• _INSTRUCTIONS FOR THE TASK_:
Copy every line that holds "바탕으로".

• _DATA SUPPLIED_:
# # # # # # #

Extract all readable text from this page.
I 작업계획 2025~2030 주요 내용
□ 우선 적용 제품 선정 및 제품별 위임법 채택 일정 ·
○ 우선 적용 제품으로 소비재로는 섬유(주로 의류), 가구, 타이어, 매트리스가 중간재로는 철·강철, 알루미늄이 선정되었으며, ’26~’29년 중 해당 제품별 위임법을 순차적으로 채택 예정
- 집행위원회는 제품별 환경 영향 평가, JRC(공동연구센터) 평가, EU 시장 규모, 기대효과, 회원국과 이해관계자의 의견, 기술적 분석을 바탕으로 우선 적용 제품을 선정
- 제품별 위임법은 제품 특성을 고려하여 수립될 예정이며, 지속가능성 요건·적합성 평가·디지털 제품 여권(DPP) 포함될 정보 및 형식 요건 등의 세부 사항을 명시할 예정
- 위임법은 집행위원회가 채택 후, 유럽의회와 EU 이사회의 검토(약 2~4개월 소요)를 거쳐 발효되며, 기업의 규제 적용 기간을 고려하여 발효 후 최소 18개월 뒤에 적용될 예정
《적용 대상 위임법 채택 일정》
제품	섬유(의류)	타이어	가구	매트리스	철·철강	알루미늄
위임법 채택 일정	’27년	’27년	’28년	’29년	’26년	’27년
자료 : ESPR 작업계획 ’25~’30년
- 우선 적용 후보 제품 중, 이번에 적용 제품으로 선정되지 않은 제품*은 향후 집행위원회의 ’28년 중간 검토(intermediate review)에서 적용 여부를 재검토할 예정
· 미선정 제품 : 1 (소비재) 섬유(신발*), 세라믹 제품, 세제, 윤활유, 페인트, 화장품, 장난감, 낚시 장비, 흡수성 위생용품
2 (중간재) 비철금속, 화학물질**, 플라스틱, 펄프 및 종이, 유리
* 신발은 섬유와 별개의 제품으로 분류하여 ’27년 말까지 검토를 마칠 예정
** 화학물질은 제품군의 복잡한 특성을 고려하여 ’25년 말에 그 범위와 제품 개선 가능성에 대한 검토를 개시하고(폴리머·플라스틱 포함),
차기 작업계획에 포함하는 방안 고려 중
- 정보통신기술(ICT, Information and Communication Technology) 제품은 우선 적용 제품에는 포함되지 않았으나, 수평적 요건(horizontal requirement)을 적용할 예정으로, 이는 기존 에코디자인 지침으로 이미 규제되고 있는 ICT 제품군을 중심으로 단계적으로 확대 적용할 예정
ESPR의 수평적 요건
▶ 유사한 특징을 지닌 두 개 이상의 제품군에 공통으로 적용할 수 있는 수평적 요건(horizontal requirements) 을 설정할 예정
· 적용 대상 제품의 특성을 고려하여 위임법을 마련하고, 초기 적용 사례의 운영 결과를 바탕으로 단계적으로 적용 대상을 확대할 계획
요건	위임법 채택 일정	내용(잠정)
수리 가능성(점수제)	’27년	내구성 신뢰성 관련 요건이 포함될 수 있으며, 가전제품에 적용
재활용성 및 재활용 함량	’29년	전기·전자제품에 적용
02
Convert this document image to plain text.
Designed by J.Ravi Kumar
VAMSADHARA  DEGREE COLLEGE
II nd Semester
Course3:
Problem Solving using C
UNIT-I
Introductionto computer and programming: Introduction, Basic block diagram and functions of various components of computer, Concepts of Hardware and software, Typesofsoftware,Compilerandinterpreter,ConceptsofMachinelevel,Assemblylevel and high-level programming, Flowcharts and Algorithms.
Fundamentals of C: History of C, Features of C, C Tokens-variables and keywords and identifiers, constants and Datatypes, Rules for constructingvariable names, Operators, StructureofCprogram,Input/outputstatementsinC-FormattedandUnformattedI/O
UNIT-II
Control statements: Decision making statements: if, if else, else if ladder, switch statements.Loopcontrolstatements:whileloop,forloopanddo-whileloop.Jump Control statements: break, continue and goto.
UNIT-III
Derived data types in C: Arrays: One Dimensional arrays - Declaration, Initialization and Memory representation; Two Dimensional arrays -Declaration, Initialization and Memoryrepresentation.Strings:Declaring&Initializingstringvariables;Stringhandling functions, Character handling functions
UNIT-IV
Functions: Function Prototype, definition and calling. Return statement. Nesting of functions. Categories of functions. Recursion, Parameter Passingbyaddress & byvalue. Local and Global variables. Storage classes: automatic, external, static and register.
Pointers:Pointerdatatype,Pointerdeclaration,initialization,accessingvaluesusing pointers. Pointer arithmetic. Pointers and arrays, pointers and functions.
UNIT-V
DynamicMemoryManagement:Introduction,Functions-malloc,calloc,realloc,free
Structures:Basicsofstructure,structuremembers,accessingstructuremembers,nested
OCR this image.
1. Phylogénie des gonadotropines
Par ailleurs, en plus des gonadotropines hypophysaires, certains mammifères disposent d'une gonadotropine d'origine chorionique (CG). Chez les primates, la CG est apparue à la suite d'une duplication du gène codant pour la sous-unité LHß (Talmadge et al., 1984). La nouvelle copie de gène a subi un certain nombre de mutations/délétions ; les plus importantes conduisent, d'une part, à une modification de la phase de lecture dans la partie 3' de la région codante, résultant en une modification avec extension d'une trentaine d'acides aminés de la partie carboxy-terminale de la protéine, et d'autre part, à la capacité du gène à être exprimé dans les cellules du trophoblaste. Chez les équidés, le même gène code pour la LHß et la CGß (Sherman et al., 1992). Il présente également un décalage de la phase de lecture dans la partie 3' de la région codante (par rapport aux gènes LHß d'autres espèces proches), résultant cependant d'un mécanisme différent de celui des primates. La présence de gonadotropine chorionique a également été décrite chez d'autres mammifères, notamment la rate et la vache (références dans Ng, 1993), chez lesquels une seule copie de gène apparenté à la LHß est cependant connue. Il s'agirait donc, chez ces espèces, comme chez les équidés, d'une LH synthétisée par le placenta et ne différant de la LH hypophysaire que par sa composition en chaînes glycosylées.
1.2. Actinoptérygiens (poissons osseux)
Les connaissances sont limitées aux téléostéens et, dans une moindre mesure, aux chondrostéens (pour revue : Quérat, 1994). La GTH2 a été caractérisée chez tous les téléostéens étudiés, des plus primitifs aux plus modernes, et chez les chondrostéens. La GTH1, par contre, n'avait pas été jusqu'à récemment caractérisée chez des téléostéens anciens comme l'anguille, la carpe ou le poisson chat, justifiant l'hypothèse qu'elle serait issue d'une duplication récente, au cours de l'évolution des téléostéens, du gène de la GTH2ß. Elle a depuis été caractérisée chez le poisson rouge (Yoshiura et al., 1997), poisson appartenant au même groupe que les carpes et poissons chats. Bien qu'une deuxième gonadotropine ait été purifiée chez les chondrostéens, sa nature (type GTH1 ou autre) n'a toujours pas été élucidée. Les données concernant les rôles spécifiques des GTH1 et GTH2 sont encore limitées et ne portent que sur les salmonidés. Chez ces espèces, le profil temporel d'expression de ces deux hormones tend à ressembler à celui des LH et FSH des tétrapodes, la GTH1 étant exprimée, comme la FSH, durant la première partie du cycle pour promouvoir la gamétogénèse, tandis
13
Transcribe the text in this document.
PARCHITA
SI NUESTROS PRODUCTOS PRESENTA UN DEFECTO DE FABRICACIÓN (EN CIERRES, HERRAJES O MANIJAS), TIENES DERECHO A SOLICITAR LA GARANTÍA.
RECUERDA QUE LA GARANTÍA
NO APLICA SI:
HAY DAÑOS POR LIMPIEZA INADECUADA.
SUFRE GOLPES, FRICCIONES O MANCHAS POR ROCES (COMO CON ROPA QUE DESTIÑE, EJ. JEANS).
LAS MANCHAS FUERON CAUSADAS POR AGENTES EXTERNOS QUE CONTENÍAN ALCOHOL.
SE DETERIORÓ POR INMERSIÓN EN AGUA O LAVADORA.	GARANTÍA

# # # # # # #

• _WRITTEN RESPONSE_:
- 집행위원회는 제품별 환경 영향 평가, JRC(공동연구센터) 평가, EU 시장 규모, 기대효과, 회원국과 이해관계자의 의견, 기술적 분석을 바탕으로 우선 적용 제품을 선정
· 적용 대상 제품의 특성을 고려하여 위임법을 마련하고, 초기 적용 사례의 운영 결과를 바탕으로 단계적으로 적용 대상을 확대할 계획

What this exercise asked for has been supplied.